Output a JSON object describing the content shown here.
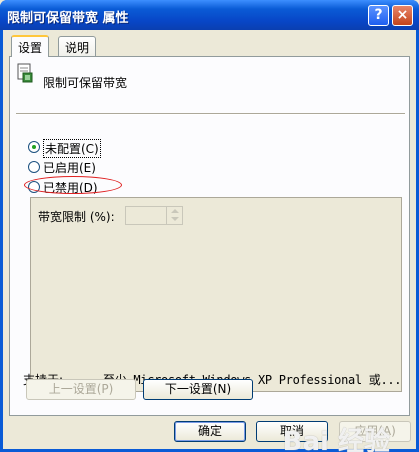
{
  "window": {
    "title": "限制可保留带宽 属性",
    "help_label": "?",
    "close_label": "×"
  },
  "tabs": [
    {
      "label": "设置",
      "active": true
    },
    {
      "label": "说明",
      "active": false
    }
  ],
  "policy": {
    "title": "限制可保留带宽",
    "icon": "policy-setting-icon"
  },
  "radios": [
    {
      "label": "未配置(C)",
      "selected": true
    },
    {
      "label": "已启用(E)",
      "selected": false
    },
    {
      "label": "已禁用(D)",
      "selected": false
    }
  ],
  "options": {
    "bandwidth_label": "带宽限制 (%):",
    "bandwidth_value": ""
  },
  "supported": {
    "label": "支持于:",
    "value": "至少 Microsoft Windows XP Professional 或..."
  },
  "buttons": {
    "prev": "上一设置(P)",
    "next": "下一设置(N)",
    "ok": "确定",
    "cancel": "取消",
    "apply": "应用(A)"
  },
  "watermark": "Bai 经验",
  "colors": {
    "titlebar": "#0a5bd6",
    "dialog_bg": "#ece9d8",
    "annotation": "#e02020",
    "radio_selected": "#21a121"
  }
}
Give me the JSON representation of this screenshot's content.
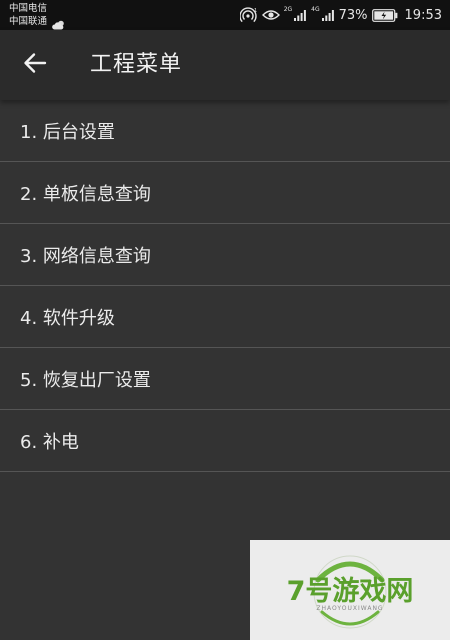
{
  "status_bar": {
    "carrier_1": "中国电信",
    "carrier_2": "中国联通",
    "net_1": "2G",
    "net_2": "4G",
    "battery_percent": "73%",
    "time": "19:53"
  },
  "app_bar": {
    "back_icon": "arrow-left-icon",
    "title": "工程菜单"
  },
  "menu": {
    "items": [
      {
        "label": "1. 后台设置"
      },
      {
        "label": "2. 单板信息查询"
      },
      {
        "label": "3. 网络信息查询"
      },
      {
        "label": "4. 软件升级"
      },
      {
        "label": "5. 恢复出厂设置"
      },
      {
        "label": "6. 补电"
      }
    ]
  },
  "watermark": {
    "brand": "7号游戏网",
    "subtitle": "ZHAOYOUXIWANG"
  },
  "colors": {
    "background": "#333333",
    "status_bar": "#111111",
    "app_bar": "#2b2b2b",
    "divider": "#555555",
    "text": "#ebebeb",
    "watermark_green": "#5aa02c"
  }
}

^^^^^^^^^^^^^^^^

_Aim of the exercise_:
Copy the listing word for word, excluding its pictures.

_Result_:
Output a JSON object describing the content shown here.
{
  "window": {
    "title": "限制可保留带宽 属性",
    "help_label": "?",
    "close_label": "×"
  },
  "tabs": [
    {
      "label": "设置",
      "active": true
    },
    {
      "label": "说明",
      "active": false
    }
  ],
  "policy": {
    "title": "限制可保留带宽",
    "icon": "policy-setting-icon"
  },
  "radios": [
    {
      "label": "未配置(C)",
      "selected": true
    },
    {
      "label": "已启用(E)",
      "selected": false
    },
    {
      "label": "已禁用(D)",
      "selected": false
    }
  ],
  "options": {
    "bandwidth_label": "带宽限制 (%):",
    "bandwidth_value": ""
  },
  "supported": {
    "label": "支持于:",
    "value": "至少 Microsoft Windows XP Professional 或..."
  },
  "buttons": {
    "prev": "上一设置(P)",
    "next": "下一设置(N)",
    "ok": "确定",
    "cancel": "取消",
    "apply": "应用(A)"
  },
  "watermark": "Bai 经验",
  "colors": {
    "titlebar": "#0a5bd6",
    "dialog_bg": "#ece9d8",
    "annotation": "#e02020",
    "radio_selected": "#21a121"
  }
}
Give me the JSON representation of this screenshot's content.
{
  "status_bar": {
    "carrier_1": "中国电信",
    "carrier_2": "中国联通",
    "net_1": "2G",
    "net_2": "4G",
    "battery_percent": "73%",
    "time": "19:53"
  },
  "app_bar": {
    "back_icon": "arrow-left-icon",
    "title": "工程菜单"
  },
  "menu": {
    "items": [
      {
        "label": "1. 后台设置"
      },
      {
        "label": "2. 单板信息查询"
      },
      {
        "label": "3. 网络信息查询"
      },
      {
        "label": "4. 软件升级"
      },
      {
        "label": "5. 恢复出厂设置"
      },
      {
        "label": "6. 补电"
      }
    ]
  },
  "watermark": {
    "brand": "7号游戏网",
    "subtitle": "ZHAOYOUXIWANG"
  },
  "colors": {
    "background": "#333333",
    "status_bar": "#111111",
    "app_bar": "#2b2b2b",
    "divider": "#555555",
    "text": "#ebebeb",
    "watermark_green": "#5aa02c"
  }
}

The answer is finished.